Would you write out the listing verbatim and skip every picture in it?

# start of SUPPLIED DATA

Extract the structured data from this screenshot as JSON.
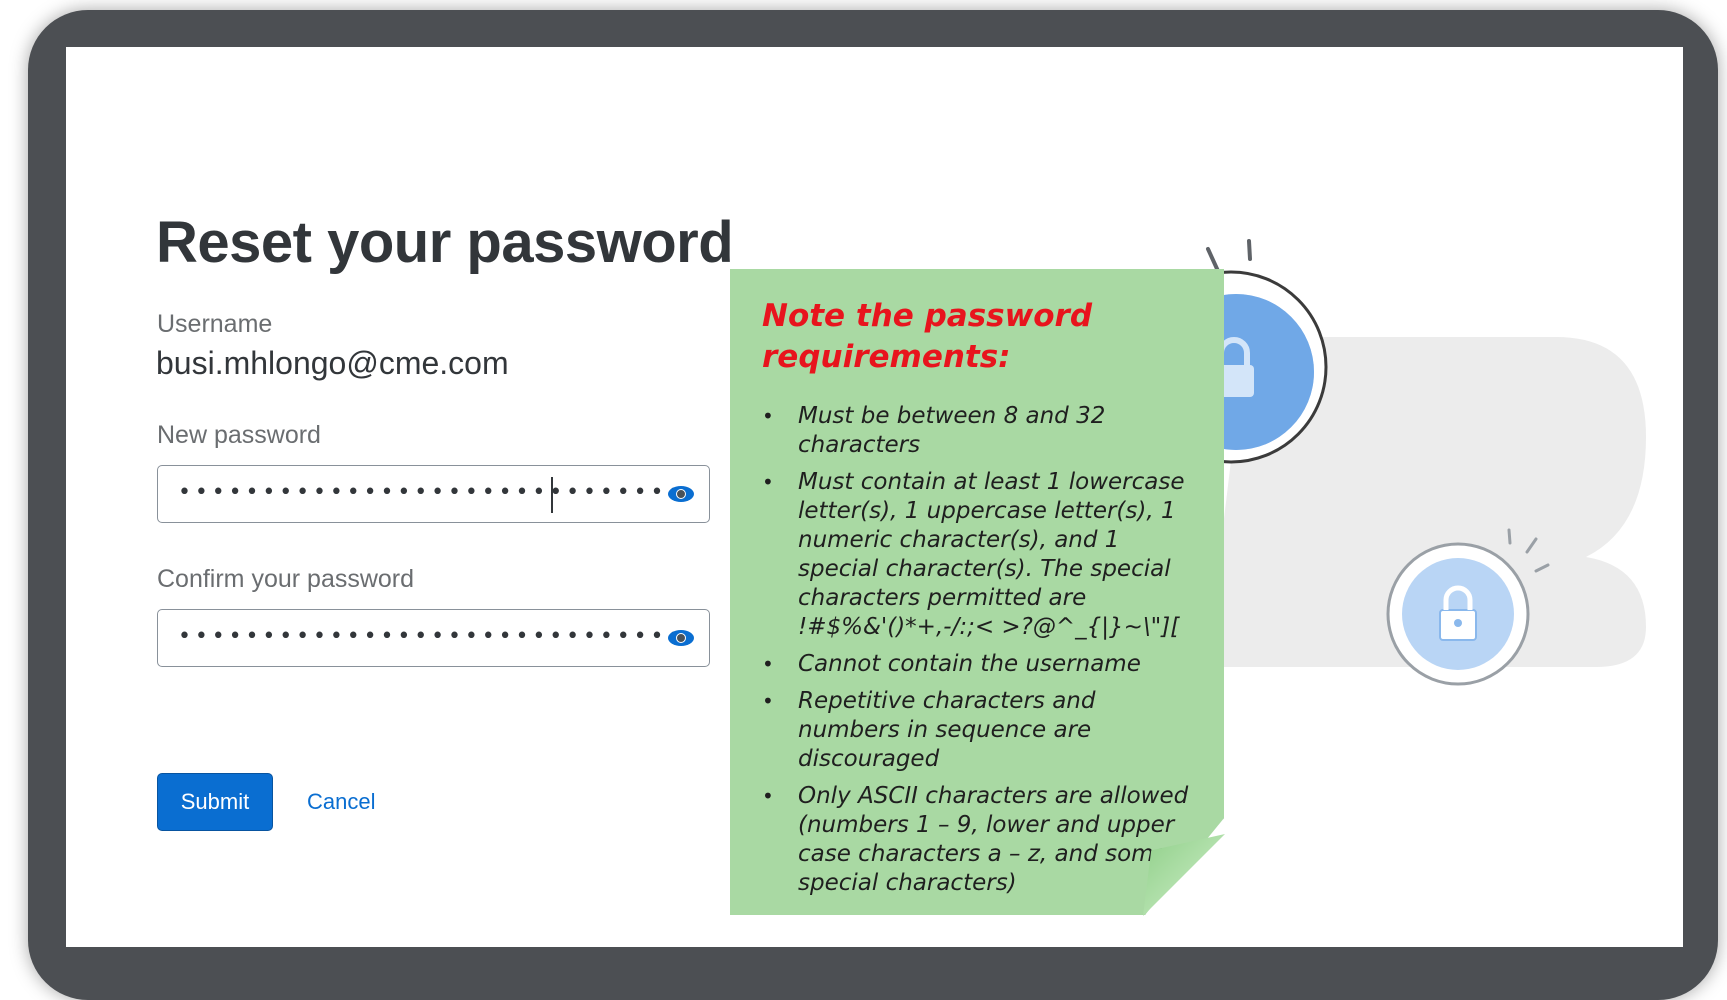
{
  "page": {
    "title": "Reset your password"
  },
  "form": {
    "username_label": "Username",
    "username_value": "busi.mhlongo@cme.com",
    "new_password_label": "New password",
    "new_password_value": "••••••••••••••••••••••••••••••",
    "confirm_password_label": "Confirm your password",
    "confirm_password_value": "••••••••••••••••••••••••••••••",
    "submit_label": "Submit",
    "cancel_label": "Cancel"
  },
  "note": {
    "title": "Note the password requirements:",
    "bullet_symbol": "•",
    "items": [
      "Must be between 8 and 32 characters",
      "Must contain at least 1 lowercase letter(s), 1 uppercase letter(s), 1 numeric character(s), and 1 special character(s). The special characters permitted are !#$%&'()*+,-/:;< >?@^_{|}~\\\"][",
      "Cannot contain the username",
      "Repetitive characters and numbers in sequence are discouraged",
      "Only ASCII characters are allowed (numbers 1 – 9, lower and upper case characters a – z, and some special characters)"
    ]
  },
  "colors": {
    "accent": "#0a6ed1",
    "note_background": "#a9d9a3",
    "note_title": "#e8141d",
    "frame": "#4c4f53"
  },
  "icons": {
    "password_reveal": "eye-icon",
    "illustration_lock": "lock-icon"
  }
}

# end of SUPPLIED DATA

**SOLVED EXERCISE**
Extract the structured data from this screenshot as JSON.
{
  "page": {
    "title": "Reset your password"
  },
  "form": {
    "username_label": "Username",
    "username_value": "busi.mhlongo@cme.com",
    "new_password_label": "New password",
    "new_password_value": "••••••••••••••••••••••••••••••",
    "confirm_password_label": "Confirm your password",
    "confirm_password_value": "••••••••••••••••••••••••••••••",
    "submit_label": "Submit",
    "cancel_label": "Cancel"
  },
  "note": {
    "title": "Note the password requirements:",
    "bullet_symbol": "•",
    "items": [
      "Must be between 8 and 32 characters",
      "Must contain at least 1 lowercase letter(s), 1 uppercase letter(s), 1 numeric character(s), and 1 special character(s). The special characters permitted are !#$%&'()*+,-/:;< >?@^_{|}~\\\"][",
      "Cannot contain the username",
      "Repetitive characters and numbers in sequence are discouraged",
      "Only ASCII characters are allowed (numbers 1 – 9, lower and upper case characters a – z, and some special characters)"
    ]
  },
  "colors": {
    "accent": "#0a6ed1",
    "note_background": "#a9d9a3",
    "note_title": "#e8141d",
    "frame": "#4c4f53"
  },
  "icons": {
    "password_reveal": "eye-icon",
    "illustration_lock": "lock-icon"
  }
}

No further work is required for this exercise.